#### WHAT YOU WILL DO:
Carry none of the pictures over; set down the material below exactly.

#### Dataset items:
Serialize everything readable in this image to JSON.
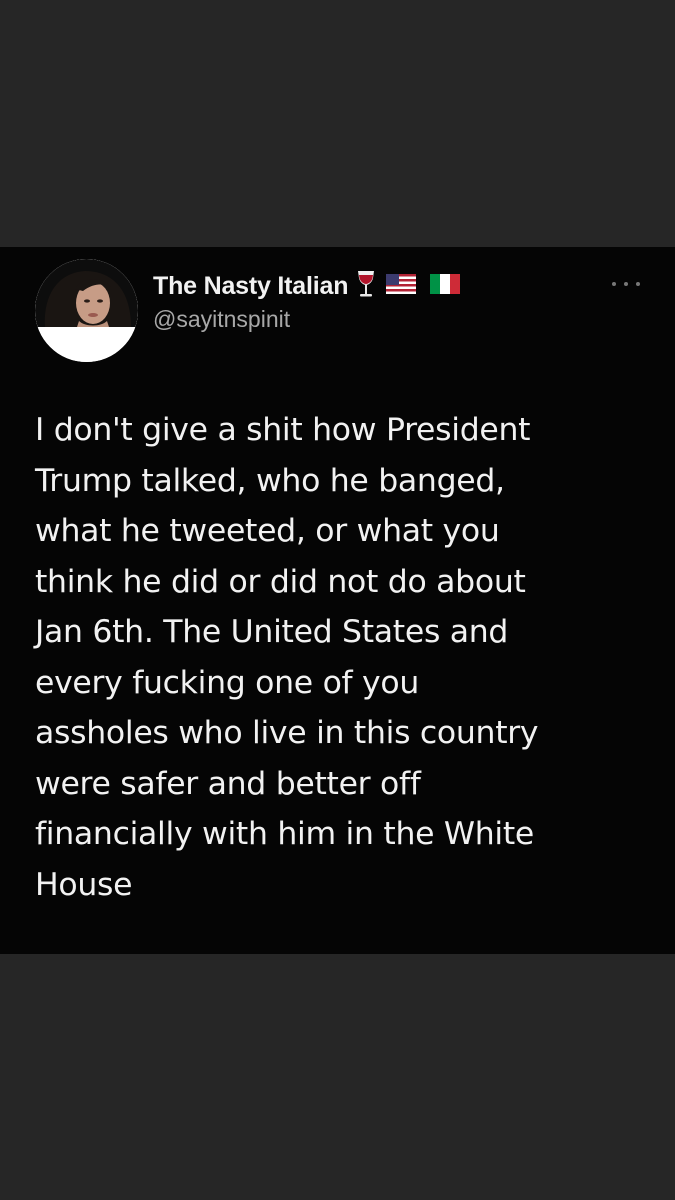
{
  "tweet": {
    "display_name": "The Nasty Italian",
    "handle": "@sayitnspinit",
    "emojis": [
      "wine-glass-icon",
      "us-flag-icon",
      "italy-flag-icon"
    ],
    "body": "I don't give a shit how President\nTrump talked, who he banged,\nwhat he tweeted, or what you\nthink he did or did not do about\nJan 6th. The United States and\nevery fucking one of you\nassholes who live in this country\nwere safer and better off\nfinancially with him in the White\nHouse"
  },
  "colors": {
    "page_background": "#262626",
    "card_background": "#050505",
    "text_primary": "#f2f2f2",
    "text_secondary": "#a8a8a8"
  }
}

#### RESULT OF THE TASK:
Serialize everything readable in this image to JSON.
{
  "tweet": {
    "display_name": "The Nasty Italian",
    "handle": "@sayitnspinit",
    "emojis": [
      "wine-glass-icon",
      "us-flag-icon",
      "italy-flag-icon"
    ],
    "body": "I don't give a shit how President\nTrump talked, who he banged,\nwhat he tweeted, or what you\nthink he did or did not do about\nJan 6th. The United States and\nevery fucking one of you\nassholes who live in this country\nwere safer and better off\nfinancially with him in the White\nHouse"
  },
  "colors": {
    "page_background": "#262626",
    "card_background": "#050505",
    "text_primary": "#f2f2f2",
    "text_secondary": "#a8a8a8"
  }
}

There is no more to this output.